*What this task involves*:
Scan the entries below and extract each line with the word "Drosophila" in it.

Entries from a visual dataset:
# # # # # # #
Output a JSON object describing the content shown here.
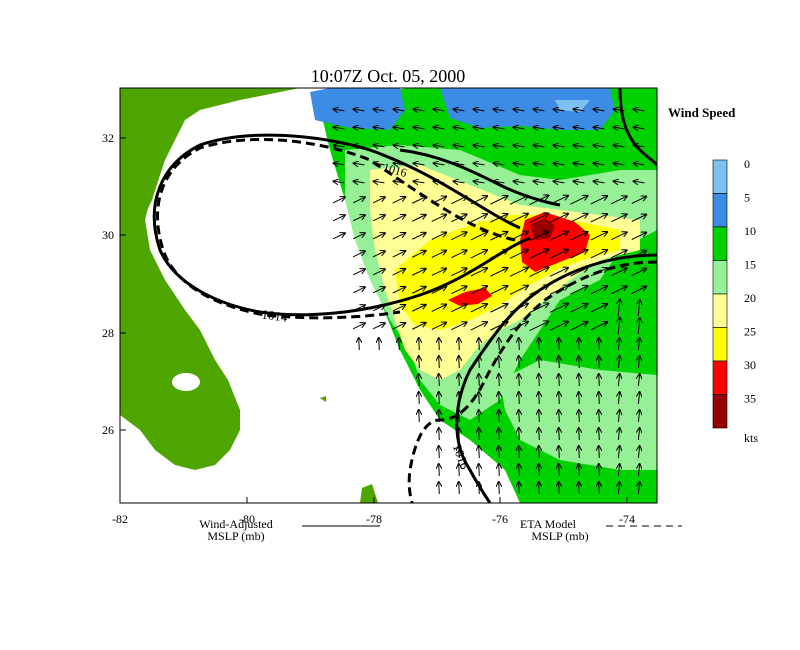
{
  "title": "10:07Z  Oct. 05, 2000",
  "legend": {
    "title": "Wind Speed",
    "units": "kts",
    "levels": [
      {
        "label": "0",
        "color": "#7ec0f0"
      },
      {
        "label": "5",
        "color": "#3c8ce6"
      },
      {
        "label": "10",
        "color": "#00d200"
      },
      {
        "label": "15",
        "color": "#96f096"
      },
      {
        "label": "20",
        "color": "#ffff96"
      },
      {
        "label": "25",
        "color": "#ffff00"
      },
      {
        "label": "30",
        "color": "#ff0000"
      },
      {
        "label": "35",
        "color": "#960000"
      }
    ]
  },
  "axes": {
    "x_ticks": [
      "-82",
      "-80",
      "-78",
      "-76",
      "-74"
    ],
    "y_ticks": [
      "32",
      "30",
      "28",
      "26"
    ]
  },
  "isobars": {
    "left_label": "1014",
    "top_label": "1016",
    "bottom_label": "1016"
  },
  "footer": {
    "left_line1": "Wind-Adjusted",
    "left_line2": "MSLP (mb)",
    "right_line1": "ETA Model",
    "right_line2": "MSLP (mb)"
  },
  "colors": {
    "land": "#4ea500",
    "sea": "#ffffff"
  }
}
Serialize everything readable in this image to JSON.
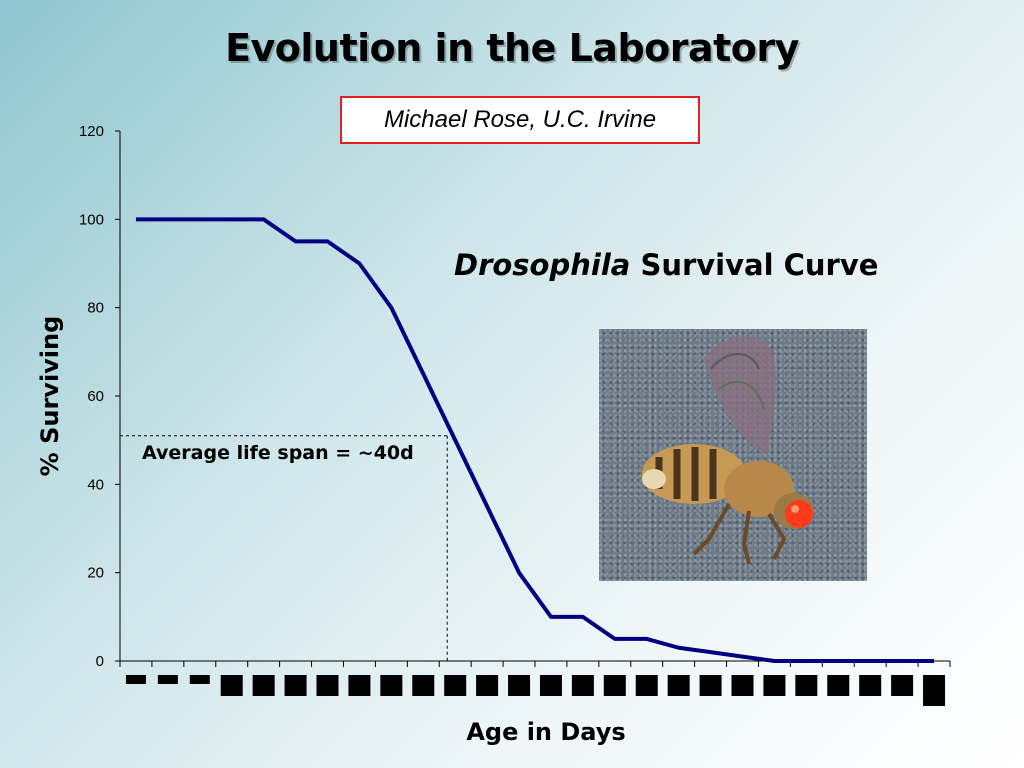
{
  "slide": {
    "title": "Evolution in the Laboratory",
    "credit": "Michael Rose, U.C. Irvine",
    "subtitle_italic": "Drosophila",
    "subtitle_rest": " Survival Curve"
  },
  "photo": {
    "icon": "fruit-fly-photo"
  },
  "colors": {
    "line": "#000080",
    "credit_border": "#e02020"
  },
  "chart_data": {
    "type": "line",
    "title": "Drosophila Survival Curve",
    "xlabel": "Age in Days",
    "ylabel": "% Surviving",
    "ylim": [
      0,
      120
    ],
    "yticks": [
      0,
      20,
      40,
      60,
      80,
      100,
      120
    ],
    "x_categories": 26,
    "x_tick_labels_obscured": true,
    "series": [
      {
        "values": [
          100,
          100,
          100,
          100,
          100,
          95,
          95,
          90,
          80,
          65,
          50,
          35,
          20,
          10,
          10,
          5,
          5,
          3,
          2,
          1,
          0,
          0,
          0,
          0,
          0,
          0
        ]
      }
    ],
    "annotation": {
      "text": "Average life span = ~40d",
      "category_index": 10,
      "y": 51
    },
    "grid": false
  }
}
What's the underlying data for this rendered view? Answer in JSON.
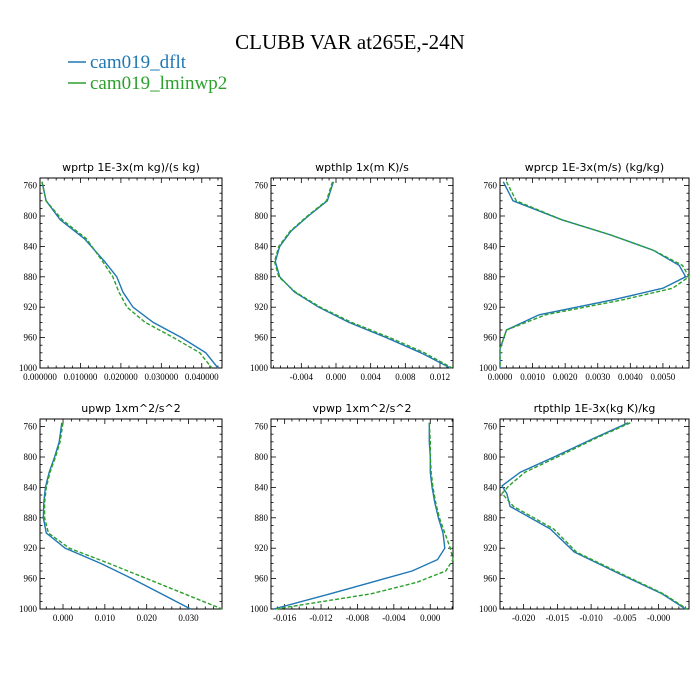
{
  "figure": {
    "title": "CLUBB VAR at265E,-24N",
    "legend": [
      {
        "name": "cam019_dflt",
        "color": "#1f77b4"
      },
      {
        "name": "cam019_lminwp2",
        "color": "#2ca02c"
      }
    ]
  },
  "chart_data": [
    {
      "type": "line",
      "title": "wprtp   1E-3x(m kg)/(s kg)",
      "xlim": [
        0.0,
        0.045
      ],
      "ylim": [
        1000,
        750
      ],
      "xticks": [
        0.0,
        0.01,
        0.02,
        0.03,
        0.04
      ],
      "xtick_labels": [
        "0.000000",
        "0.010000",
        "0.020000",
        "0.030000",
        "0.040000"
      ],
      "yticks": [
        760,
        800,
        840,
        880,
        920,
        960,
        1000
      ],
      "y": [
        755,
        780,
        805,
        830,
        860,
        880,
        900,
        920,
        940,
        960,
        980,
        990,
        1000
      ],
      "series": [
        {
          "name": "cam019_dflt",
          "color": "#1f77b4",
          "dash": false,
          "x": [
            0.0005,
            0.0015,
            0.005,
            0.011,
            0.016,
            0.019,
            0.0205,
            0.023,
            0.028,
            0.035,
            0.041,
            0.0425,
            0.044
          ]
        },
        {
          "name": "cam019_lminwp2",
          "color": "#2ca02c",
          "dash": true,
          "x": [
            0.0005,
            0.0015,
            0.0055,
            0.0115,
            0.0155,
            0.018,
            0.0195,
            0.0215,
            0.026,
            0.033,
            0.0395,
            0.041,
            0.0425
          ]
        }
      ]
    },
    {
      "type": "line",
      "title": "wpthlp   1x(m K)/s",
      "xlim": [
        -0.0075,
        0.0135
      ],
      "ylim": [
        1000,
        750
      ],
      "xticks": [
        -0.004,
        0.0,
        0.004,
        0.008,
        0.012
      ],
      "xtick_labels": [
        "-0.004",
        "0.000",
        "0.004",
        "0.008",
        "0.012"
      ],
      "yticks": [
        760,
        800,
        840,
        880,
        920,
        960,
        1000
      ],
      "y": [
        755,
        780,
        800,
        820,
        840,
        860,
        880,
        900,
        920,
        940,
        960,
        980,
        1000
      ],
      "series": [
        {
          "name": "cam019_dflt",
          "color": "#1f77b4",
          "dash": false,
          "x": [
            -0.0003,
            -0.001,
            -0.0032,
            -0.0052,
            -0.0065,
            -0.007,
            -0.0065,
            -0.0048,
            -0.002,
            0.0015,
            0.0058,
            0.0098,
            0.0132
          ]
        },
        {
          "name": "cam019_lminwp2",
          "color": "#2ca02c",
          "dash": true,
          "x": [
            -0.0004,
            -0.0011,
            -0.0033,
            -0.0053,
            -0.0066,
            -0.0071,
            -0.0066,
            -0.0047,
            -0.0018,
            0.0018,
            0.0062,
            0.0102,
            0.0134
          ]
        }
      ]
    },
    {
      "type": "line",
      "title": "wprcp   1E-3x(m/s) (kg/kg)",
      "xlim": [
        0.0,
        0.0058
      ],
      "ylim": [
        1000,
        750
      ],
      "xticks": [
        0.0,
        0.001,
        0.002,
        0.003,
        0.004,
        0.005
      ],
      "xtick_labels": [
        "0.0000",
        "0.0010",
        "0.0020",
        "0.0030",
        "0.0040",
        "0.0050"
      ],
      "yticks": [
        760,
        800,
        840,
        880,
        920,
        960,
        1000
      ],
      "y": [
        755,
        780,
        805,
        825,
        845,
        865,
        880,
        895,
        910,
        930,
        950,
        975,
        1000
      ],
      "series": [
        {
          "name": "cam019_dflt",
          "color": "#1f77b4",
          "dash": false,
          "x": [
            0.0001,
            0.0004,
            0.0019,
            0.0034,
            0.0047,
            0.0055,
            0.0057,
            0.005,
            0.0035,
            0.0012,
            0.0002,
            0.0,
            0.0
          ]
        },
        {
          "name": "cam019_lminwp2",
          "color": "#2ca02c",
          "dash": true,
          "x": [
            0.0002,
            0.0005,
            0.0019,
            0.0034,
            0.0047,
            0.0056,
            0.0058,
            0.0053,
            0.0038,
            0.0014,
            0.0002,
            0.0,
            0.0
          ]
        }
      ]
    },
    {
      "type": "line",
      "title": "upwp   1xm^2/s^2",
      "xlim": [
        -0.0055,
        0.038
      ],
      "ylim": [
        1000,
        750
      ],
      "xticks": [
        0.0,
        0.01,
        0.02,
        0.03
      ],
      "xtick_labels": [
        "0.000",
        "0.010",
        "0.020",
        "0.030"
      ],
      "yticks": [
        760,
        800,
        840,
        880,
        920,
        960,
        1000
      ],
      "y": [
        755,
        780,
        800,
        820,
        840,
        860,
        880,
        900,
        920,
        940,
        960,
        980,
        1000
      ],
      "series": [
        {
          "name": "cam019_dflt",
          "color": "#1f77b4",
          "dash": false,
          "x": [
            -0.0003,
            -0.0009,
            -0.002,
            -0.0033,
            -0.0042,
            -0.0046,
            -0.0047,
            -0.004,
            0.0005,
            0.009,
            0.0165,
            0.0235,
            0.0305
          ]
        },
        {
          "name": "cam019_lminwp2",
          "color": "#2ca02c",
          "dash": true,
          "x": [
            0.0,
            -0.0007,
            -0.0018,
            -0.0031,
            -0.004,
            -0.0044,
            -0.0044,
            -0.0035,
            0.0015,
            0.011,
            0.02,
            0.029,
            0.038
          ]
        }
      ]
    },
    {
      "type": "line",
      "title": "vpwp   1xm^2/s^2",
      "xlim": [
        -0.0175,
        0.0025
      ],
      "ylim": [
        1000,
        750
      ],
      "xticks": [
        -0.016,
        -0.012,
        -0.008,
        -0.004,
        0.0
      ],
      "xtick_labels": [
        "-0.016",
        "-0.012",
        "-0.008",
        "-0.004",
        "0.000"
      ],
      "yticks": [
        760,
        800,
        840,
        880,
        920,
        960,
        1000
      ],
      "y": [
        755,
        780,
        800,
        820,
        840,
        860,
        880,
        900,
        920,
        935,
        950,
        965,
        980,
        1000
      ],
      "series": [
        {
          "name": "cam019_dflt",
          "color": "#1f77b4",
          "dash": false,
          "x": [
            -0.0001,
            -0.0001,
            0.0,
            0.0,
            0.0002,
            0.0005,
            0.0009,
            0.0014,
            0.0016,
            0.0008,
            -0.002,
            -0.0065,
            -0.011,
            -0.0172
          ]
        },
        {
          "name": "cam019_lminwp2",
          "color": "#2ca02c",
          "dash": true,
          "x": [
            -0.0001,
            0.0,
            0.0,
            0.0001,
            0.0003,
            0.0006,
            0.001,
            0.0016,
            0.0022,
            0.0025,
            0.0017,
            -0.0015,
            -0.0065,
            -0.017
          ]
        }
      ]
    },
    {
      "type": "line",
      "title": "rtpthlp   1E-3x(kg K)/kg",
      "xlim": [
        -0.0235,
        0.0045
      ],
      "ylim": [
        1000,
        750
      ],
      "xticks": [
        -0.02,
        -0.015,
        -0.01,
        -0.005,
        0.0
      ],
      "xtick_labels": [
        "-0.020",
        "-0.015",
        "-0.010",
        "-0.005",
        "-0.000"
      ],
      "yticks": [
        760,
        800,
        840,
        880,
        920,
        960,
        1000
      ],
      "y": [
        755,
        775,
        800,
        820,
        838,
        848,
        865,
        895,
        925,
        955,
        980,
        1000
      ],
      "series": [
        {
          "name": "cam019_dflt",
          "color": "#1f77b4",
          "dash": false,
          "x": [
            -0.0045,
            -0.0095,
            -0.0155,
            -0.0205,
            -0.0232,
            -0.0225,
            -0.022,
            -0.016,
            -0.0125,
            -0.0055,
            0.0005,
            0.004
          ]
        },
        {
          "name": "cam019_lminwp2",
          "color": "#2ca02c",
          "dash": true,
          "x": [
            -0.0042,
            -0.0092,
            -0.015,
            -0.0198,
            -0.0222,
            -0.0232,
            -0.0215,
            -0.0155,
            -0.0122,
            -0.0052,
            0.0007,
            0.0042
          ]
        }
      ]
    }
  ]
}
# # # # # # #
*Result for this task*:
    "subtitle_italic": "Drosophila",
    "title": "Drosophila Survival Curve",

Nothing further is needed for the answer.